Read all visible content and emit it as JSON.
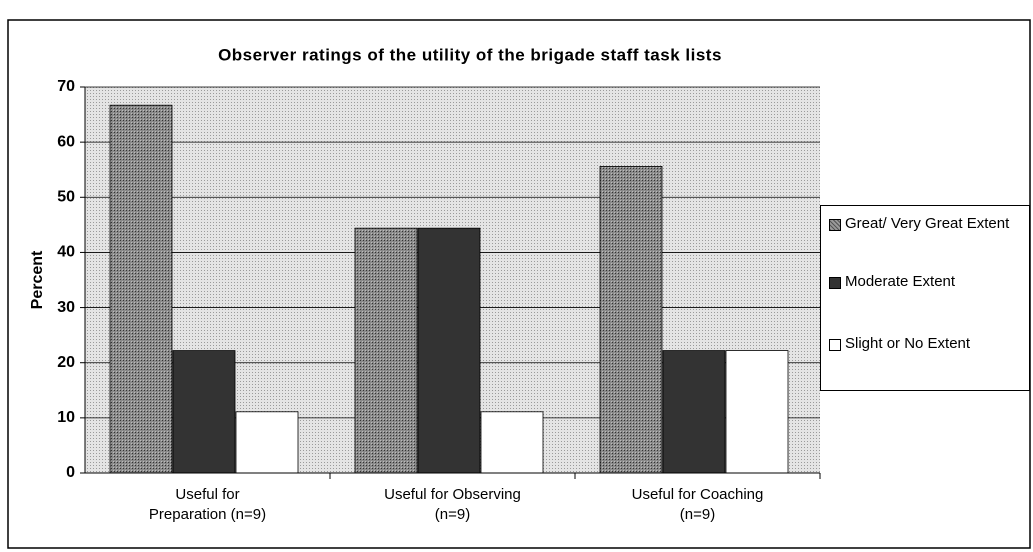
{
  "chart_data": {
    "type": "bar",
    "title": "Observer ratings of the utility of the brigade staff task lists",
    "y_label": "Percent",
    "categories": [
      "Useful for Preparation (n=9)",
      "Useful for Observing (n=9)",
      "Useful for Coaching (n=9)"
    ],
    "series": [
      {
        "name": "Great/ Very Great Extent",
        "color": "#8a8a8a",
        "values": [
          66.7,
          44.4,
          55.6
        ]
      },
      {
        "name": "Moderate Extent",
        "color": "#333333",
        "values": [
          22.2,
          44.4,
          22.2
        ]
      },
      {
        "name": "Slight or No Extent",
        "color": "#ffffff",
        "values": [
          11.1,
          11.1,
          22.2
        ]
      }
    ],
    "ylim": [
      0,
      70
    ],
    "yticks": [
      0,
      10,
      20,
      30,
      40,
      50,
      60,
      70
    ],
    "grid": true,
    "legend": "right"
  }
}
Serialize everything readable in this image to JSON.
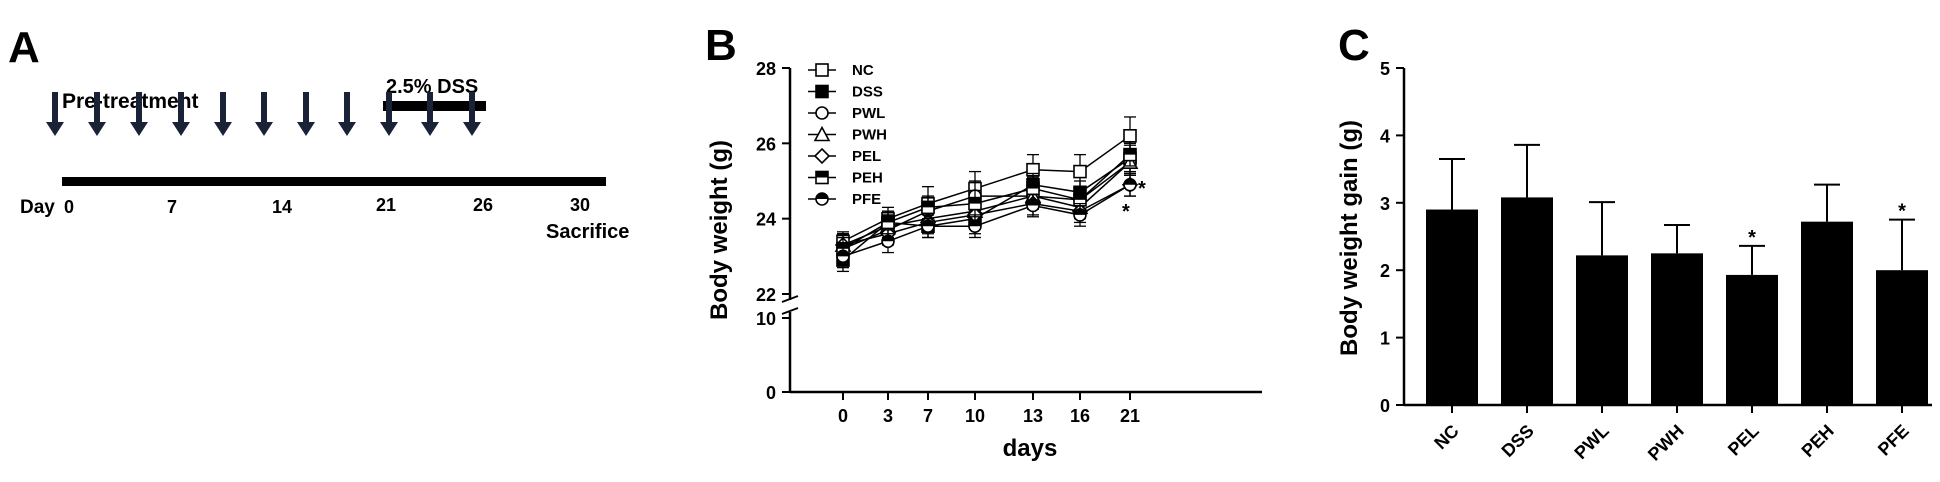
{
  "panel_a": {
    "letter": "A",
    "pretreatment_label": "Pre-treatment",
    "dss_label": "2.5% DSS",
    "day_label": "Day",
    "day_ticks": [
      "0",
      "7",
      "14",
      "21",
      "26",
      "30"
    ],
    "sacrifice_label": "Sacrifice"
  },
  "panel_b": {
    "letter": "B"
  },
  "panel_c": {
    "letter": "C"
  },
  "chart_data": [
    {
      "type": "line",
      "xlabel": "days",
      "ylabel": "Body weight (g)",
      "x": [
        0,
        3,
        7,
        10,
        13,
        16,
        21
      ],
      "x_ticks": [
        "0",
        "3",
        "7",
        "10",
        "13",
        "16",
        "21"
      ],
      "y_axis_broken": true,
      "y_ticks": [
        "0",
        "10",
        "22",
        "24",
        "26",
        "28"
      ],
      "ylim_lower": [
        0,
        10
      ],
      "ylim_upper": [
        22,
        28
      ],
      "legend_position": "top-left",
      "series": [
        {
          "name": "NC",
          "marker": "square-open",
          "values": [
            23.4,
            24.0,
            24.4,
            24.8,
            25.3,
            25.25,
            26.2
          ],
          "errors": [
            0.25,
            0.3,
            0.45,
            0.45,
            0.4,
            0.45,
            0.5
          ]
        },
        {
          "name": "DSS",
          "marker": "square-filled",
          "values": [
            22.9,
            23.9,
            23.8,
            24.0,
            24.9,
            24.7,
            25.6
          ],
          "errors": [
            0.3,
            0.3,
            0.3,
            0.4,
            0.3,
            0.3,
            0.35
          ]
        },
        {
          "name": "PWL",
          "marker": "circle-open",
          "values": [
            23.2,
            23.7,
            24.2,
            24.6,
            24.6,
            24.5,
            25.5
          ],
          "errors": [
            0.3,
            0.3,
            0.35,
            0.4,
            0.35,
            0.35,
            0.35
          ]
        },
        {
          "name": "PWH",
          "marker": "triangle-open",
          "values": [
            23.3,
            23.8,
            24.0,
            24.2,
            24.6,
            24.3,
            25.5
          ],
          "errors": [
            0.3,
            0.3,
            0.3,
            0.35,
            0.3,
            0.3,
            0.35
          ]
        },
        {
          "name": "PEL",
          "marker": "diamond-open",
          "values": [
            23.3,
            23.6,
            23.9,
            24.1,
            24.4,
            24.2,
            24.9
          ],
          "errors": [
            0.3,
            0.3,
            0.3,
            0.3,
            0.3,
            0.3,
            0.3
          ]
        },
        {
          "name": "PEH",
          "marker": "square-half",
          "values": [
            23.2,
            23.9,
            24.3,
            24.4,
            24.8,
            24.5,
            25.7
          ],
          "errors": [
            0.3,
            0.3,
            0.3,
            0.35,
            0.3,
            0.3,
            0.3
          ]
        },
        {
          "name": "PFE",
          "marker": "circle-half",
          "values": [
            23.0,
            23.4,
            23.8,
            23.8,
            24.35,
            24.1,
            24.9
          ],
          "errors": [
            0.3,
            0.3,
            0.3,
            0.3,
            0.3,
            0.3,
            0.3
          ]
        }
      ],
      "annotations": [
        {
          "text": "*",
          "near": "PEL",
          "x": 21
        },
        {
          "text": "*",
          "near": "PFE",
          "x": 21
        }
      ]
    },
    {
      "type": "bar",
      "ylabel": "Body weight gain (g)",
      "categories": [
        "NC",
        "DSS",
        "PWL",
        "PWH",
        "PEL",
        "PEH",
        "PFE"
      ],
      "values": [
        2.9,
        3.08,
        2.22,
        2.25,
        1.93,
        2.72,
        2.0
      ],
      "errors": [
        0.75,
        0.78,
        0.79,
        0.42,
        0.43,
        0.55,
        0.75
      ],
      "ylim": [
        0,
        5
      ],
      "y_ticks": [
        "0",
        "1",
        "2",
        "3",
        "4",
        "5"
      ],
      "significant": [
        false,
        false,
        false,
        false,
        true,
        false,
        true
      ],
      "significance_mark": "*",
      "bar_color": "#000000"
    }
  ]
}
—————
EXERCISE AIM
Filter lines by "circle" and return each hit.

RESULT BELOW
          "marker": "circle-open",
          "marker": "circle-half",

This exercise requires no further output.